[Required work] List the lines of this listing that hold the word "TradingView".

────────────────────

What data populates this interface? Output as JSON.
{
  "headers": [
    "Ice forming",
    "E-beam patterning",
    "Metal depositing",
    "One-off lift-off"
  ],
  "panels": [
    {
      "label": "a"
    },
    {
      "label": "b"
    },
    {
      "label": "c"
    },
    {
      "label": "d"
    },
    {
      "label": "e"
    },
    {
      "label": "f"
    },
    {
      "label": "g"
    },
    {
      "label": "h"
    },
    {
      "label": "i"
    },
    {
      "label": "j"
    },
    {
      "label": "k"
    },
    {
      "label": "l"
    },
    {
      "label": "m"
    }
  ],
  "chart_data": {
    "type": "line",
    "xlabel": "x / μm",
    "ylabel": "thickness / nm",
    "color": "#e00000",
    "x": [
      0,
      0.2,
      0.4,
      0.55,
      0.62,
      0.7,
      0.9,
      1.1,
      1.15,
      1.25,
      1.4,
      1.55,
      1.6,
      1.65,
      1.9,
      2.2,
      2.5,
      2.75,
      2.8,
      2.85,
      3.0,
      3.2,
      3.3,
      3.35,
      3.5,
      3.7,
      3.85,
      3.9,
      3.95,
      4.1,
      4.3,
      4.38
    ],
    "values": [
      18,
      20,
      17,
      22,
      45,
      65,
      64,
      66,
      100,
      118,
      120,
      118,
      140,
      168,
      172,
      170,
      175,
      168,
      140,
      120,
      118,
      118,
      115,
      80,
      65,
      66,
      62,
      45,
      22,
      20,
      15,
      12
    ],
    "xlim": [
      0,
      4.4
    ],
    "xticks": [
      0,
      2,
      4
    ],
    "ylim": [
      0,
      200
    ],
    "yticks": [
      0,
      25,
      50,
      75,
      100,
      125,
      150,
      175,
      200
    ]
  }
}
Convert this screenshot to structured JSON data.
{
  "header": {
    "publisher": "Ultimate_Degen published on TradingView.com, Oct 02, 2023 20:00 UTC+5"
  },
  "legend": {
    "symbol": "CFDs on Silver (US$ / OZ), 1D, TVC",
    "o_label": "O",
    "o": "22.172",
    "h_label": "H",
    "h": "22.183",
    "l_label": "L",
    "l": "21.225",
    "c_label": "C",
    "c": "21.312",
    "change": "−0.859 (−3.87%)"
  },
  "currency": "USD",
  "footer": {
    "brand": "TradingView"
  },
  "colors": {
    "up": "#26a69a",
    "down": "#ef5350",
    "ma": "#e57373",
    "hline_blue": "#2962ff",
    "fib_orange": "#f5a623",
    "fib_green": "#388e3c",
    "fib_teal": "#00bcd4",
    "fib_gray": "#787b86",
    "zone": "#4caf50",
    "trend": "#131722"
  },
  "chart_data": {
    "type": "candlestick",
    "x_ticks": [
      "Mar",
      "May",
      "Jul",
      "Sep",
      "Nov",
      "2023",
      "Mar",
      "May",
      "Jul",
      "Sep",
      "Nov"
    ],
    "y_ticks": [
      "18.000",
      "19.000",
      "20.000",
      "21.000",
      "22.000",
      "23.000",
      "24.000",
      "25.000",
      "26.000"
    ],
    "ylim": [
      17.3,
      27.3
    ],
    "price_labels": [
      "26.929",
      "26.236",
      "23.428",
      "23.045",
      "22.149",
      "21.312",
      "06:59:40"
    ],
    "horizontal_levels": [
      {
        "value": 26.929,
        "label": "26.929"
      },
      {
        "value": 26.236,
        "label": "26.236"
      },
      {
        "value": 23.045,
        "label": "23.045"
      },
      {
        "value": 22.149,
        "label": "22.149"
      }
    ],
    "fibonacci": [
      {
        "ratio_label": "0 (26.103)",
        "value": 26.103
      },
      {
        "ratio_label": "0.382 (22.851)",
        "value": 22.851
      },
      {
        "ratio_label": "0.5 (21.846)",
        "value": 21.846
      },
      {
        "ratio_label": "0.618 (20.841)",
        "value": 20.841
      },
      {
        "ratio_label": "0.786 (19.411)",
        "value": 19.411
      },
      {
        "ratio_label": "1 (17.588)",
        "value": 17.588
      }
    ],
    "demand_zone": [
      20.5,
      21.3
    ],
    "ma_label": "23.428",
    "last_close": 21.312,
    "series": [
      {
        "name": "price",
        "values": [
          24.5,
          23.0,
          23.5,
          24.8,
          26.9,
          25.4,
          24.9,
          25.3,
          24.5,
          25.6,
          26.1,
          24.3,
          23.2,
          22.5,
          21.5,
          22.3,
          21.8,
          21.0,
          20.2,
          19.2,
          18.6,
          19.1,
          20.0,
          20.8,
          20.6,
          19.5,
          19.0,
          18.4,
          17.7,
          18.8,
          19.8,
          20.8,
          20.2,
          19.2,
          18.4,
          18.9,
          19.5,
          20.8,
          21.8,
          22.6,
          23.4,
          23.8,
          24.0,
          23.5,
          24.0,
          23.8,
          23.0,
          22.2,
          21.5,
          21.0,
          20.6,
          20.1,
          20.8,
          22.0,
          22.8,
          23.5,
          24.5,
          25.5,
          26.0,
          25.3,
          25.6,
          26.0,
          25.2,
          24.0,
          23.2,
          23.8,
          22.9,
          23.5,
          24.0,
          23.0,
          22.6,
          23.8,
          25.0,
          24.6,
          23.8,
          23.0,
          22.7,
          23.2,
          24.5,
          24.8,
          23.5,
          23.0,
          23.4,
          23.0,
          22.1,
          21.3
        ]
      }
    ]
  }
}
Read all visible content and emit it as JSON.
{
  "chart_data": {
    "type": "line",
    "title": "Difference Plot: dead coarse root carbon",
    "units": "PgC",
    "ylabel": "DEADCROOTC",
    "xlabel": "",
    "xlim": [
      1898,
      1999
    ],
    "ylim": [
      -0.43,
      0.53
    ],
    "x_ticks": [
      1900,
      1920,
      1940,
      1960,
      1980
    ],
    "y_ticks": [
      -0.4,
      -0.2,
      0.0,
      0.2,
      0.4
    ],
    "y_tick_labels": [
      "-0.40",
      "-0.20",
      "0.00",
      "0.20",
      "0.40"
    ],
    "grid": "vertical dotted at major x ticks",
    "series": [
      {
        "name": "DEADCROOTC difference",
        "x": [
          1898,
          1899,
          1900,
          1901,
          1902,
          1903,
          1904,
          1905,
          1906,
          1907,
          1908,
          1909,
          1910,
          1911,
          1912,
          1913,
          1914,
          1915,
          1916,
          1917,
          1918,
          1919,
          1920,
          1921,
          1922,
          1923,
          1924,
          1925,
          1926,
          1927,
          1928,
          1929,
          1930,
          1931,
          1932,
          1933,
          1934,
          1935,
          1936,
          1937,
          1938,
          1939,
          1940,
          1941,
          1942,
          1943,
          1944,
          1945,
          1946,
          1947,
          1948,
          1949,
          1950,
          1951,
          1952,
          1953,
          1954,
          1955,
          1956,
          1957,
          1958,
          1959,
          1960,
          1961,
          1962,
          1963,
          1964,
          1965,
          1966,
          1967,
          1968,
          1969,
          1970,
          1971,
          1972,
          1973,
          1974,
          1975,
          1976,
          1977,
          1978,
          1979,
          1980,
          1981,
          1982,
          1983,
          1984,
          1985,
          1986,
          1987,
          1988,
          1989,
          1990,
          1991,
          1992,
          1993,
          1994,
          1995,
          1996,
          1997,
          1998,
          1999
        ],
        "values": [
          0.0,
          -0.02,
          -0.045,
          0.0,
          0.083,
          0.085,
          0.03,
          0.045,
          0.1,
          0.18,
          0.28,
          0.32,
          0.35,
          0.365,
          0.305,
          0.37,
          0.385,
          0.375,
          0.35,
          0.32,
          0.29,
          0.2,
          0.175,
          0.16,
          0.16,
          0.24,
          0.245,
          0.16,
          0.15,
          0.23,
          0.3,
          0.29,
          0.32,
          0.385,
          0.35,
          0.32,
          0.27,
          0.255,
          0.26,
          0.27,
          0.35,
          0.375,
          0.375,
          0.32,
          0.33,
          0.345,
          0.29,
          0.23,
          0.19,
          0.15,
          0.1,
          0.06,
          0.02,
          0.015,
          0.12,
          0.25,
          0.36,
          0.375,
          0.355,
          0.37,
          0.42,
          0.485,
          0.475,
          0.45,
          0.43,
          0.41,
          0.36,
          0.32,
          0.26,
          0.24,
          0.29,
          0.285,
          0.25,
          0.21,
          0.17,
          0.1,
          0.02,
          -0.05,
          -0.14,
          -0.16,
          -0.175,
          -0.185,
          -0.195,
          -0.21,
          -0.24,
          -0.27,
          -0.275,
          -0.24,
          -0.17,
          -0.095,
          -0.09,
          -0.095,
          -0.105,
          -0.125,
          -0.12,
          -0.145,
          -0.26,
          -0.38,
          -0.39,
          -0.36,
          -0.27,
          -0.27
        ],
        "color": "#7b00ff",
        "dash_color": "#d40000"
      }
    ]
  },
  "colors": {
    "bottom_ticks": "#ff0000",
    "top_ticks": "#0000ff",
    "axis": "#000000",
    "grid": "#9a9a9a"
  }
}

────────────────────

[The response]
    "publisher": "Ultimate_Degen published on TradingView.com, Oct 02, 2023 20:00 UTC+5"
    "brand": "TradingView"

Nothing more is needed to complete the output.